**SET PROBLEM**: Copy out lines with the word "title" from the material that follows.

--- Begin EXERCISE MATERIALS ---

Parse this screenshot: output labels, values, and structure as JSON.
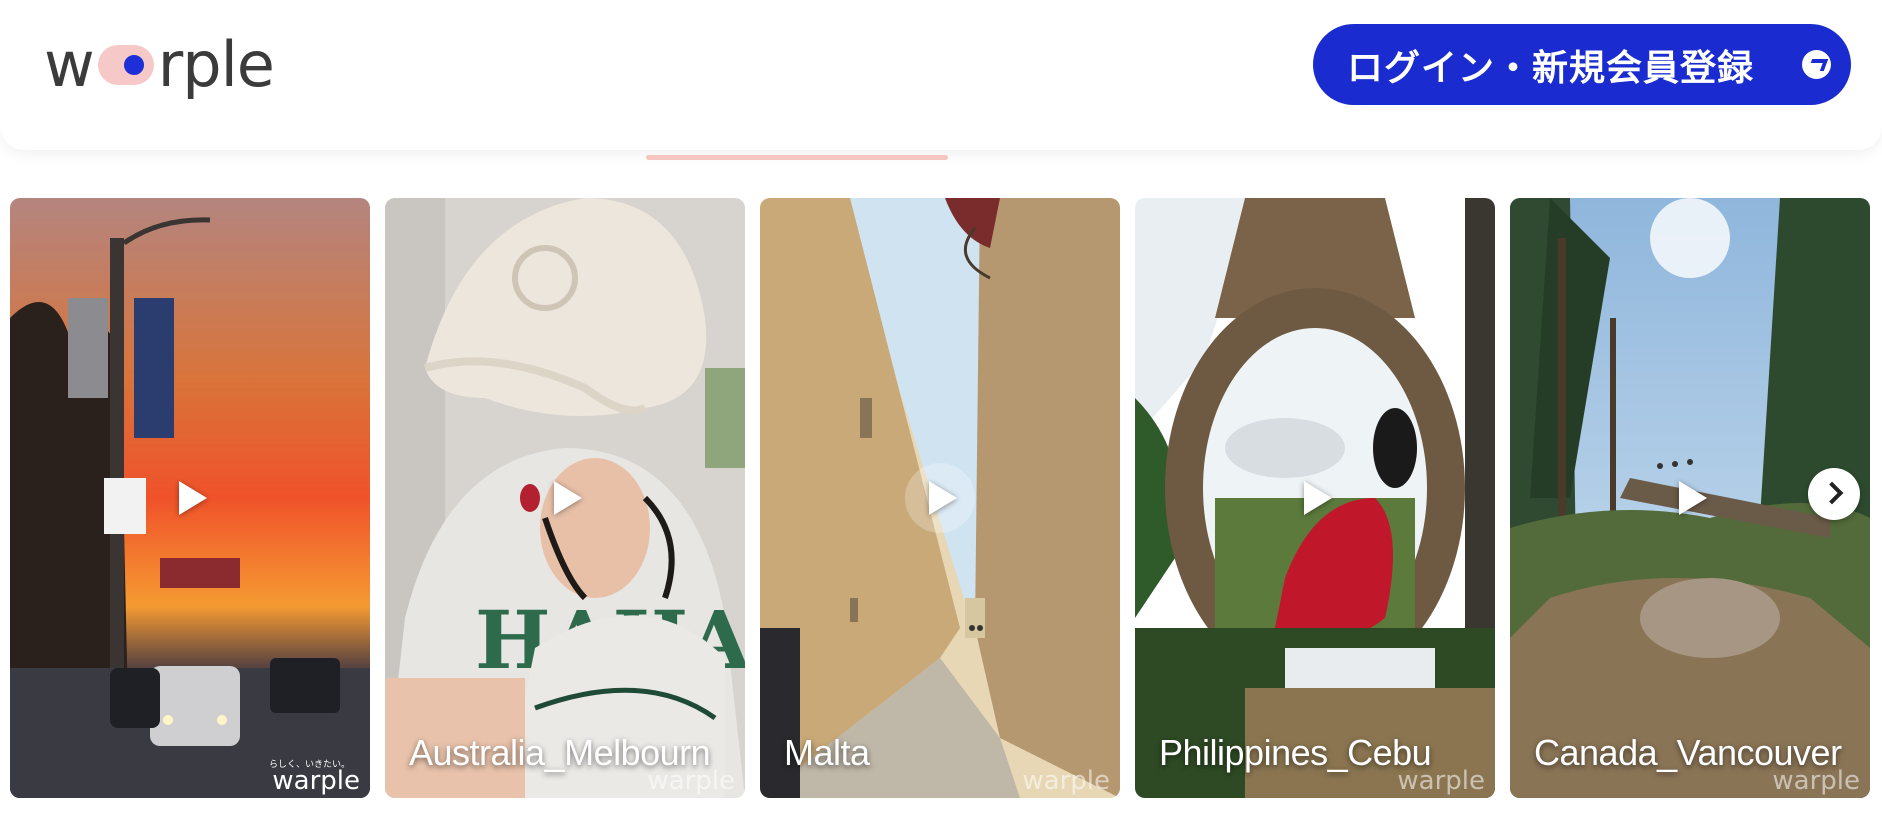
{
  "header": {
    "logo_text_left": "w",
    "logo_text_right": "rple",
    "login_label": "ログイン・新規会員登録",
    "login_icon": "arrow-right-circle-icon"
  },
  "colors": {
    "accent": "#1a2ccf",
    "logo_pink": "#f7c8c8",
    "logo_blue": "#1e2fd8",
    "tab_indicator": "#f5c6c0"
  },
  "cards": [
    {
      "title": "",
      "watermark": "warple",
      "tagline": "らしく、いきたい。",
      "play_icon": "play-icon"
    },
    {
      "title": "Australia_Melbourn",
      "watermark": "warple",
      "play_icon": "play-icon"
    },
    {
      "title": "Malta",
      "watermark": "warple",
      "play_icon": "play-icon"
    },
    {
      "title": "Philippines_Cebu",
      "watermark": "warple",
      "play_icon": "play-icon"
    },
    {
      "title": "Canada_Vancouver",
      "watermark": "warple",
      "play_icon": "play-icon"
    }
  ],
  "carousel": {
    "next_icon": "chevron-right-icon"
  }
}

--- End EXERCISE MATERIALS ---

**THE RESPONSE**:
      "title": "",
      "title": "Australia_Melbourn",
      "title": "Malta",
      "title": "Philippines_Cebu",
      "title": "Canada_Vancouver",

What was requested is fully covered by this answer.